- _Exercise prompt_
Write out every entry, unchanged. Skip any picture.

## START Data shown

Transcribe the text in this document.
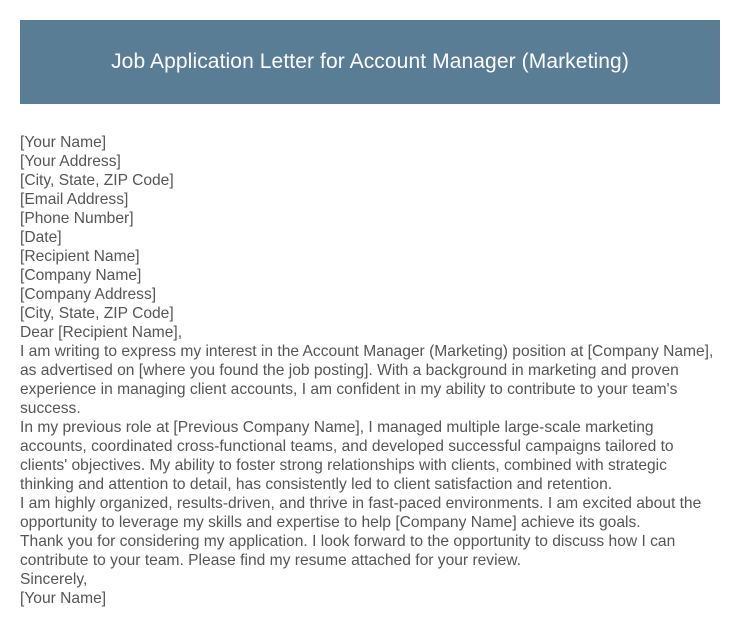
Job Application Letter for Account Manager (Marketing)
[Your Name]
[Your Address]
[City, State, ZIP Code]
[Email Address]
[Phone Number]
[Date]
[Recipient Name]
[Company Name]
[Company Address]
[City, State, ZIP Code]
Dear [Recipient Name],
I am writing to express my interest in the Account Manager (Marketing) position at [Company Name], as advertised on [where you found the job posting]. With a background in marketing and proven experience in managing client accounts, I am confident in my ability to contribute to your team's success.
In my previous role at [Previous Company Name], I managed multiple large-scale marketing accounts, coordinated cross-functional teams, and developed successful campaigns tailored to clients' objectives. My ability to foster strong relationships with clients, combined with strategic thinking and attention to detail, has consistently led to client satisfaction and retention.
I am highly organized, results-driven, and thrive in fast-paced environments. I am excited about the opportunity to leverage my skills and expertise to help [Company Name] achieve its goals.
Thank you for considering my application. I look forward to the opportunity to discuss how I can contribute to your team. Please find my resume attached for your review.
Sincerely,
[Your Name]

## END Data shown

- _Task response_
Transcribe the text in this document.
Job Application Letter for Account Manager (Marketing)
[Your Name]
[Your Address]
[City, State, ZIP Code]
[Email Address]
[Phone Number]
[Date]
[Recipient Name]
[Company Name]
[Company Address]
[City, State, ZIP Code]
Dear [Recipient Name],
I am writing to express my interest in the Account Manager (Marketing) position at [Company Name], as advertised on [where you found the job posting]. With a background in marketing and proven experience in managing client accounts, I am confident in my ability to contribute to your team's success.
In my previous role at [Previous Company Name], I managed multiple large-scale marketing accounts, coordinated cross-functional teams, and developed successful campaigns tailored to clients' objectives. My ability to foster strong relationships with clients, combined with strategic thinking and attention to detail, has consistently led to client satisfaction and retention.
I am highly organized, results-driven, and thrive in fast-paced environments. I am excited about the opportunity to leverage my skills and expertise to help [Company Name] achieve its goals.
Thank you for considering my application. I look forward to the opportunity to discuss how I can contribute to your team. Please find my resume attached for your review.
Sincerely,
[Your Name]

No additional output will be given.